### WORK TO DO:
Restate the records below word for word.

### SOURCE RECORDS:
>> Begin

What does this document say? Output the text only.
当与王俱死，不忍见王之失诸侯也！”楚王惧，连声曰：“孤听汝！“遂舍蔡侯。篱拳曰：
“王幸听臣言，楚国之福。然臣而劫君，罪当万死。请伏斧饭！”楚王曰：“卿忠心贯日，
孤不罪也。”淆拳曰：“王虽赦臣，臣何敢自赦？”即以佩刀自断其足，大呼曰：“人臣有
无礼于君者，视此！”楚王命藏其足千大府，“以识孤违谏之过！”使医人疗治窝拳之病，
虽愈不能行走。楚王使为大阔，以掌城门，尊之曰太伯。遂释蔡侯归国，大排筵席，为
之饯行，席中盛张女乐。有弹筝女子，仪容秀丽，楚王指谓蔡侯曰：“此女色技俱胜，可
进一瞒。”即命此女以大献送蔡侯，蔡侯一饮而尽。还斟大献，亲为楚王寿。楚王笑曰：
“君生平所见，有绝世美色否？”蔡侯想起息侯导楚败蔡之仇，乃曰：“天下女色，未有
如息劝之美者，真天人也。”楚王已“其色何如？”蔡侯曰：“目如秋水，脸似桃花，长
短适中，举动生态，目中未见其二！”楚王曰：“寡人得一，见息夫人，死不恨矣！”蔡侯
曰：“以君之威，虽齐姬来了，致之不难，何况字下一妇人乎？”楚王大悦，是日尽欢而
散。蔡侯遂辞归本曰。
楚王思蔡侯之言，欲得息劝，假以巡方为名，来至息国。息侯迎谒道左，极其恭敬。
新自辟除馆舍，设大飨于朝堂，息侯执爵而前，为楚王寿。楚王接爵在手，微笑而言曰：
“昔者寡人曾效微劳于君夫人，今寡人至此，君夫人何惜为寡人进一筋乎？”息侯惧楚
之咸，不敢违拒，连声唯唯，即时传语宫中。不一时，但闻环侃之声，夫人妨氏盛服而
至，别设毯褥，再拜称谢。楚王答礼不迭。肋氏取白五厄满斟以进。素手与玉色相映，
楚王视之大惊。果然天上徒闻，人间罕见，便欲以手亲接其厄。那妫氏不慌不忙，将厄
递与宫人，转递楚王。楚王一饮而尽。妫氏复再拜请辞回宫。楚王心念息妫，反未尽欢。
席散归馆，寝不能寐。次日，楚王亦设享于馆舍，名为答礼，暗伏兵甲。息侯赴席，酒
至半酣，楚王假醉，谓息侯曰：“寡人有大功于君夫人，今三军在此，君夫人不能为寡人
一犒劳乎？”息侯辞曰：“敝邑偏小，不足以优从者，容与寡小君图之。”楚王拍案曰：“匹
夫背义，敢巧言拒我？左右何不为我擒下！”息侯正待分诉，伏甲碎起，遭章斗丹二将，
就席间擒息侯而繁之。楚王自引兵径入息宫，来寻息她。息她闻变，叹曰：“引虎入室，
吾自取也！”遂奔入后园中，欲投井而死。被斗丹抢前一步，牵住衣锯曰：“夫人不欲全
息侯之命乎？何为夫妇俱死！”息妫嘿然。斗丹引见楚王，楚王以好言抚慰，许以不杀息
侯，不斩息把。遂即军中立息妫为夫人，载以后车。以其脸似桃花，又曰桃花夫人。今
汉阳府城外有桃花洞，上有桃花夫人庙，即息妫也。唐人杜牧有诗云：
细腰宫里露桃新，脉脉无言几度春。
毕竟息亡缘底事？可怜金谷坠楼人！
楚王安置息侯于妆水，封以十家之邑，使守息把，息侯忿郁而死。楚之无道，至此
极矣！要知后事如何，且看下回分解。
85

>> End

### TASK RESULT:
What does this document say? Output the text only.
当与王俱死，不忍见王之失诸侯也！”楚王惧，连声曰：“孤听汝！“遂舍蔡侯。篱拳曰：
“王幸听臣言，楚国之福。然臣而劫君，罪当万死。请伏斧饭！”楚王曰：“卿忠心贯日，
孤不罪也。”淆拳曰：“王虽赦臣，臣何敢自赦？”即以佩刀自断其足，大呼曰：“人臣有
无礼于君者，视此！”楚王命藏其足千大府，“以识孤违谏之过！”使医人疗治窝拳之病，
虽愈不能行走。楚王使为大阔，以掌城门，尊之曰太伯。遂释蔡侯归国，大排筵席，为
之饯行，席中盛张女乐。有弹筝女子，仪容秀丽，楚王指谓蔡侯曰：“此女色技俱胜，可
进一瞒。”即命此女以大献送蔡侯，蔡侯一饮而尽。还斟大献，亲为楚王寿。楚王笑曰：
“君生平所见，有绝世美色否？”蔡侯想起息侯导楚败蔡之仇，乃曰：“天下女色，未有
如息劝之美者，真天人也。”楚王已“其色何如？”蔡侯曰：“目如秋水，脸似桃花，长
短适中，举动生态，目中未见其二！”楚王曰：“寡人得一，见息夫人，死不恨矣！”蔡侯
曰：“以君之威，虽齐姬来了，致之不难，何况字下一妇人乎？”楚王大悦，是日尽欢而
散。蔡侯遂辞归本曰。
楚王思蔡侯之言，欲得息劝，假以巡方为名，来至息国。息侯迎谒道左，极其恭敬。
新自辟除馆舍，设大飨于朝堂，息侯执爵而前，为楚王寿。楚王接爵在手，微笑而言曰：
“昔者寡人曾效微劳于君夫人，今寡人至此，君夫人何惜为寡人进一筋乎？”息侯惧楚
之咸，不敢违拒，连声唯唯，即时传语宫中。不一时，但闻环侃之声，夫人妨氏盛服而
至，别设毯褥，再拜称谢。楚王答礼不迭。肋氏取白五厄满斟以进。素手与玉色相映，
楚王视之大惊。果然天上徒闻，人间罕见，便欲以手亲接其厄。那妫氏不慌不忙，将厄
递与宫人，转递楚王。楚王一饮而尽。妫氏复再拜请辞回宫。楚王心念息妫，反未尽欢。
席散归馆，寝不能寐。次日，楚王亦设享于馆舍，名为答礼，暗伏兵甲。息侯赴席，酒
至半酣，楚王假醉，谓息侯曰：“寡人有大功于君夫人，今三军在此，君夫人不能为寡人
一犒劳乎？”息侯辞曰：“敝邑偏小，不足以优从者，容与寡小君图之。”楚王拍案曰：“匹
夫背义，敢巧言拒我？左右何不为我擒下！”息侯正待分诉，伏甲碎起，遭章斗丹二将，
就席间擒息侯而繁之。楚王自引兵径入息宫，来寻息她。息她闻变，叹曰：“引虎入室，
吾自取也！”遂奔入后园中，欲投井而死。被斗丹抢前一步，牵住衣锯曰：“夫人不欲全
息侯之命乎？何为夫妇俱死！”息妫嘿然。斗丹引见楚王，楚王以好言抚慰，许以不杀息
侯，不斩息把。遂即军中立息妫为夫人，载以后车。以其脸似桃花，又曰桃花夫人。今
汉阳府城外有桃花洞，上有桃花夫人庙，即息妫也。唐人杜牧有诗云：
细腰宫里露桃新，脉脉无言几度春。
毕竟息亡缘底事？可怜金谷坠楼人！
楚王安置息侯于妆水，封以十家之邑，使守息把，息侯忿郁而死。楚之无道，至此
极矣！要知后事如何，且看下回分解。
85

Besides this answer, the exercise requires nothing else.